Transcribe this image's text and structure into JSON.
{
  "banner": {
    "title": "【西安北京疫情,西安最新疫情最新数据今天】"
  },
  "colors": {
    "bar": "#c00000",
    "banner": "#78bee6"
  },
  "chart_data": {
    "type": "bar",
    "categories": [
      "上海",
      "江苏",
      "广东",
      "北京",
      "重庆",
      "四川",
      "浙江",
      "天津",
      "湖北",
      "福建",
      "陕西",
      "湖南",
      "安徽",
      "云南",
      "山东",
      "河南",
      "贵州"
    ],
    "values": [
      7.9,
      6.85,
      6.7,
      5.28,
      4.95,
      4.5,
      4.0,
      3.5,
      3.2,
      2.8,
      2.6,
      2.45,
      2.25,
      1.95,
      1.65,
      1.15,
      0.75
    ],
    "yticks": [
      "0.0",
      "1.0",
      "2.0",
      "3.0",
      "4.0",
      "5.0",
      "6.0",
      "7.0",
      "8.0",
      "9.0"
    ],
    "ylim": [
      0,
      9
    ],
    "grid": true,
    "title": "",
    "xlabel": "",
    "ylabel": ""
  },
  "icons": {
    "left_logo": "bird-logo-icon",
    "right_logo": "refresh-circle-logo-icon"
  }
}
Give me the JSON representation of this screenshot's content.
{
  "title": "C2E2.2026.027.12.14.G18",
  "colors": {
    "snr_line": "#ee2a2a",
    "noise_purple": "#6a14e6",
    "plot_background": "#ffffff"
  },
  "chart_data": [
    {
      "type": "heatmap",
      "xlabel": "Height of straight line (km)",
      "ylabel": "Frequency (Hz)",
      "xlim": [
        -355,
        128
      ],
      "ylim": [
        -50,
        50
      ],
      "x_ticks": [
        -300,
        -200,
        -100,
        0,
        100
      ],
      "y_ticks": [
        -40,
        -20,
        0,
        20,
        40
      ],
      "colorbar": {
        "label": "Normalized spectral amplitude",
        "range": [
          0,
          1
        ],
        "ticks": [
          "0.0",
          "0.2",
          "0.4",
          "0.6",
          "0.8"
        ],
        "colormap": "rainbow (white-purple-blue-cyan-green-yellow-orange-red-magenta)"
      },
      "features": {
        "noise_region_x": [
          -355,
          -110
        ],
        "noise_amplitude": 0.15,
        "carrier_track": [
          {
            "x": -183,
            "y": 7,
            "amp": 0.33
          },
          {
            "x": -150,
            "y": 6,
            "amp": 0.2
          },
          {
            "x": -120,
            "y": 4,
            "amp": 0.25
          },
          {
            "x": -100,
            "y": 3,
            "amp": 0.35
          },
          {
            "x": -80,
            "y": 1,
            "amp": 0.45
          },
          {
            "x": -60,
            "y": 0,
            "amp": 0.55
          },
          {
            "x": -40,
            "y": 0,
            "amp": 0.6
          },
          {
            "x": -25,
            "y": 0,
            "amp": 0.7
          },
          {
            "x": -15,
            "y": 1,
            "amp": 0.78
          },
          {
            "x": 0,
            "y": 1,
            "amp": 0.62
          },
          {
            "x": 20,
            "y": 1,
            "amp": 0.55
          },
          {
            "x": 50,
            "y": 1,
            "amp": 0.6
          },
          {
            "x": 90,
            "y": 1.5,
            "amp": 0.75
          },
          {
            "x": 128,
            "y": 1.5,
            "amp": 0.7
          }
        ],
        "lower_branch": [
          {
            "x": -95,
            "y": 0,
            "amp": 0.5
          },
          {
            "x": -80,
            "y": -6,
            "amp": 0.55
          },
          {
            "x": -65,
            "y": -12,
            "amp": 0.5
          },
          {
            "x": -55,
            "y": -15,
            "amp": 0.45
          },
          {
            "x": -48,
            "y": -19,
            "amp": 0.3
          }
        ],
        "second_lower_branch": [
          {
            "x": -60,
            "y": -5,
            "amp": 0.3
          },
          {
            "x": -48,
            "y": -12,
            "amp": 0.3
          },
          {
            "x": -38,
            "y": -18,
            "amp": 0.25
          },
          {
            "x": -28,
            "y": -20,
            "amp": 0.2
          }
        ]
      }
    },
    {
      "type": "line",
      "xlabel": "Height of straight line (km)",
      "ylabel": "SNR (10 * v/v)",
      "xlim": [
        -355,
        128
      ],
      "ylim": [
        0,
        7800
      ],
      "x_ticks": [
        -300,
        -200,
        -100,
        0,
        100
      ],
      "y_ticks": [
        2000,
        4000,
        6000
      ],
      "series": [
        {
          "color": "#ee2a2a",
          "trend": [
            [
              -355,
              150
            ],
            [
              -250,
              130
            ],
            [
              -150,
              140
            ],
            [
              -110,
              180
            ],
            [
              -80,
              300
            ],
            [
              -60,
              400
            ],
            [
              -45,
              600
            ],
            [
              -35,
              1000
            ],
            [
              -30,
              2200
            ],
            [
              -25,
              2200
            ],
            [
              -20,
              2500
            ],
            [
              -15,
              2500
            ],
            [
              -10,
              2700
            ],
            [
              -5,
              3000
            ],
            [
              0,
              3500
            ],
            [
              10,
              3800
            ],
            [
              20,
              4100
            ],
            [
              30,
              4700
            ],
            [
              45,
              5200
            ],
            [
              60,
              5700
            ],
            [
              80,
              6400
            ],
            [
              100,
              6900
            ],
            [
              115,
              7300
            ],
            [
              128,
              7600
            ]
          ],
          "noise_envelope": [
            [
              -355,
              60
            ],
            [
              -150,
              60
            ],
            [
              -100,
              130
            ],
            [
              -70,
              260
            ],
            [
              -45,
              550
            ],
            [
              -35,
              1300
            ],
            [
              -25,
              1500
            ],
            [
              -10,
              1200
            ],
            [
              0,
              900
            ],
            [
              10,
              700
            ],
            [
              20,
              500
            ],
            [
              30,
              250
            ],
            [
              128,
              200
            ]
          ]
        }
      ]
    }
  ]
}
—————
## [WHAT YOU WILL DO]
In the records above, tally the lines where the word "this" appears, and give the number and nothing else.

## [RESULT OF THE TASK]
2